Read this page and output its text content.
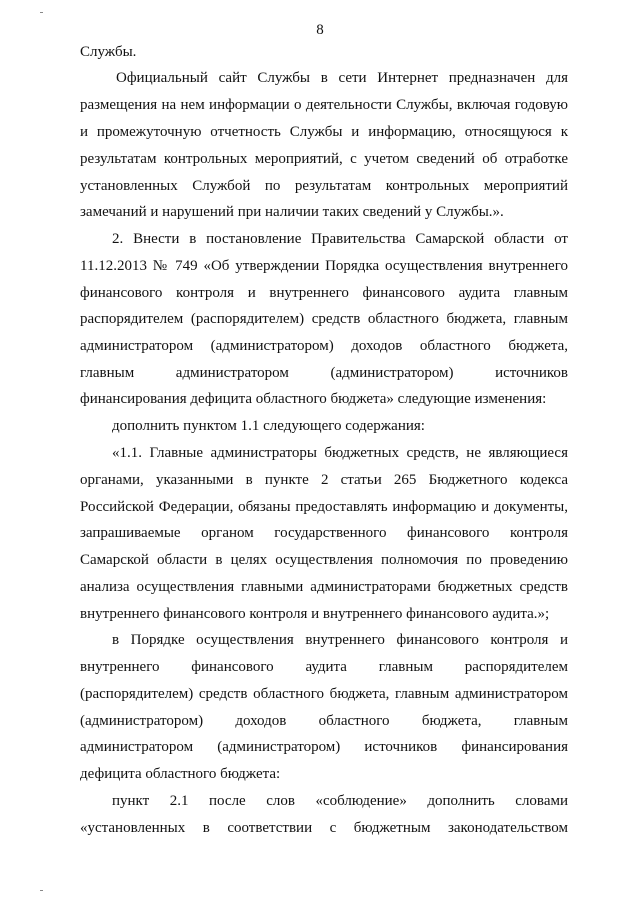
8
Службы.
Официальный сайт Службы в сети Интернет предназначен для
размещения на нем информации о деятельности Службы, включая годовую
и промежуточную отчетность Службы и информацию, относящуюся к
результатам контрольных мероприятий, с учетом сведений об отработке
установленных Службой по результатам контрольных мероприятий
замечаний и нарушений при наличии таких сведений у Службы.».
2. Внести в постановление Правительства Самарской области от
11.12.2013 № 749 «Об утверждении Порядка осуществления внутреннего
финансового контроля и внутреннего финансового аудита главным
распорядителем (распорядителем) средств областного бюджета, главным
администратором (администратором) доходов областного бюджета,
главным администратором (администратором) источников
финансирования дефицита областного бюджета» следующие изменения:
дополнить пунктом 1.1 следующего содержания:
«1.1. Главные администраторы бюджетных средств, не являющиеся
органами, указанными в пункте 2 статьи 265 Бюджетного кодекса
Российской Федерации, обязаны предоставлять информацию и документы,
запрашиваемые органом государственного финансового контроля
Самарской области в целях осуществления полномочия по проведению
анализа осуществления главными администраторами бюджетных средств
внутреннего финансового контроля и внутреннего финансового аудита.»;
в Порядке осуществления внутреннего финансового контроля и
внутреннего финансового аудита главным распорядителем
(распорядителем) средств областного бюджета, главным администратором
(администратором) доходов областного бюджета, главным
администратором (администратором) источников финансирования
дефицита областного бюджета:
пункт 2.1 после слов «соблюдение» дополнить словами
«установленных в соответствии с бюджетным законодательством
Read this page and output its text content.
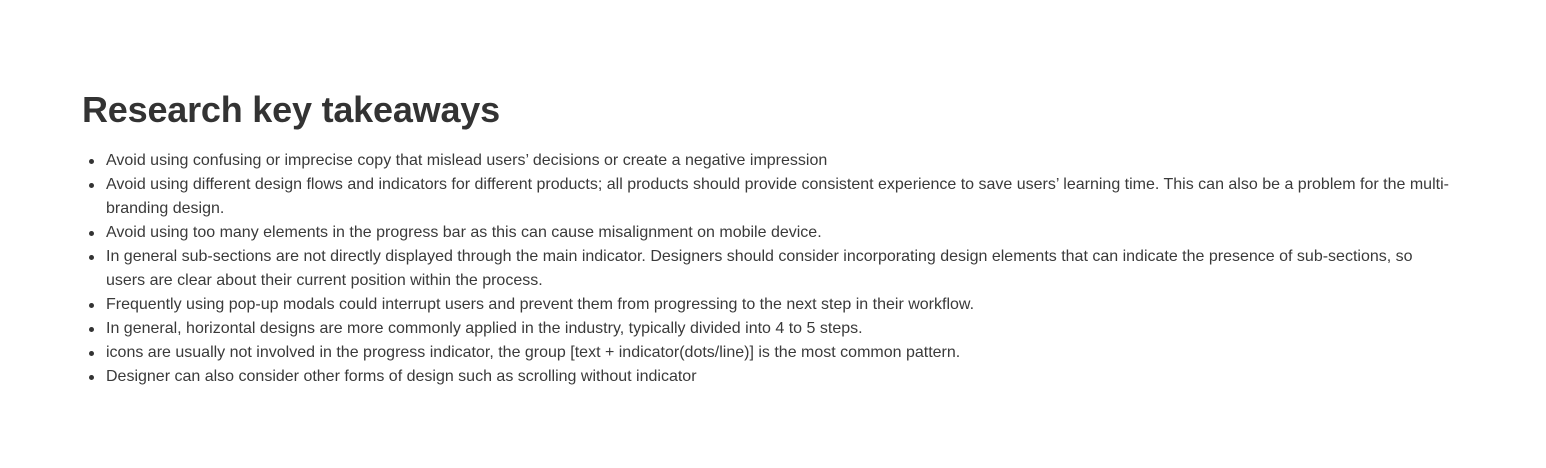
Research key takeaways
Avoid using confusing or imprecise copy that mislead users’ decisions or create a negative impression
Avoid using different design flows and indicators for different products; all products should provide consistent experience to save users’ learning time. This can also be a problem for the multi-branding design.
Avoid using too many elements in the progress bar as this can cause misalignment on mobile device.
In general sub-sections are not directly displayed through the main indicator. Designers should consider incorporating design elements that can indicate the presence of sub-sections, so users are clear about their current position within the process.
Frequently using pop-up modals could interrupt users and prevent them from progressing to the next step in their workflow.
In general, horizontal designs are more commonly applied in the industry, typically divided into 4 to 5 steps.
icons are usually not involved in the progress indicator, the group [text + indicator(dots/line)] is the most common pattern.
Designer can also consider other forms of design such as scrolling without indicator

■ ■ ■ ■

## [Directions for this task]
Output the full set of records above without changing a word, and drop the images.

## [Response below]
Read this page and output its text content.
8
Службы.
Официальный сайт Службы в сети Интернет предназначен для
размещения на нем информации о деятельности Службы, включая годовую
и промежуточную отчетность Службы и информацию, относящуюся к
результатам контрольных мероприятий, с учетом сведений об отработке
установленных Службой по результатам контрольных мероприятий
замечаний и нарушений при наличии таких сведений у Службы.».
2. Внести в постановление Правительства Самарской области от
11.12.2013 № 749 «Об утверждении Порядка осуществления внутреннего
финансового контроля и внутреннего финансового аудита главным
распорядителем (распорядителем) средств областного бюджета, главным
администратором (администратором) доходов областного бюджета,
главным администратором (администратором) источников
финансирования дефицита областного бюджета» следующие изменения:
дополнить пунктом 1.1 следующего содержания:
«1.1. Главные администраторы бюджетных средств, не являющиеся
органами, указанными в пункте 2 статьи 265 Бюджетного кодекса
Российской Федерации, обязаны предоставлять информацию и документы,
запрашиваемые органом государственного финансового контроля
Самарской области в целях осуществления полномочия по проведению
анализа осуществления главными администраторами бюджетных средств
внутреннего финансового контроля и внутреннего финансового аудита.»;
в Порядке осуществления внутреннего финансового контроля и
внутреннего финансового аудита главным распорядителем
(распорядителем) средств областного бюджета, главным администратором
(администратором) доходов областного бюджета, главным
администратором (администратором) источников финансирования
дефицита областного бюджета:
пункт 2.1 после слов «соблюдение» дополнить словами
«установленных в соответствии с бюджетным законодательством
Read this page and output its text content.
Research key takeaways
Avoid using confusing or imprecise copy that mislead users’ decisions or create a negative impression
Avoid using different design flows and indicators for different products; all products should provide consistent experience to save users’ learning time. This can also be a problem for the multi-branding design.
Avoid using too many elements in the progress bar as this can cause misalignment on mobile device.
In general sub-sections are not directly displayed through the main indicator. Designers should consider incorporating design elements that can indicate the presence of sub-sections, so users are clear about their current position within the process.
Frequently using pop-up modals could interrupt users and prevent them from progressing to the next step in their workflow.
In general, horizontal designs are more commonly applied in the industry, typically divided into 4 to 5 steps.
icons are usually not involved in the progress indicator, the group [text + indicator(dots/line)] is the most common pattern.
Designer can also consider other forms of design such as scrolling without indicator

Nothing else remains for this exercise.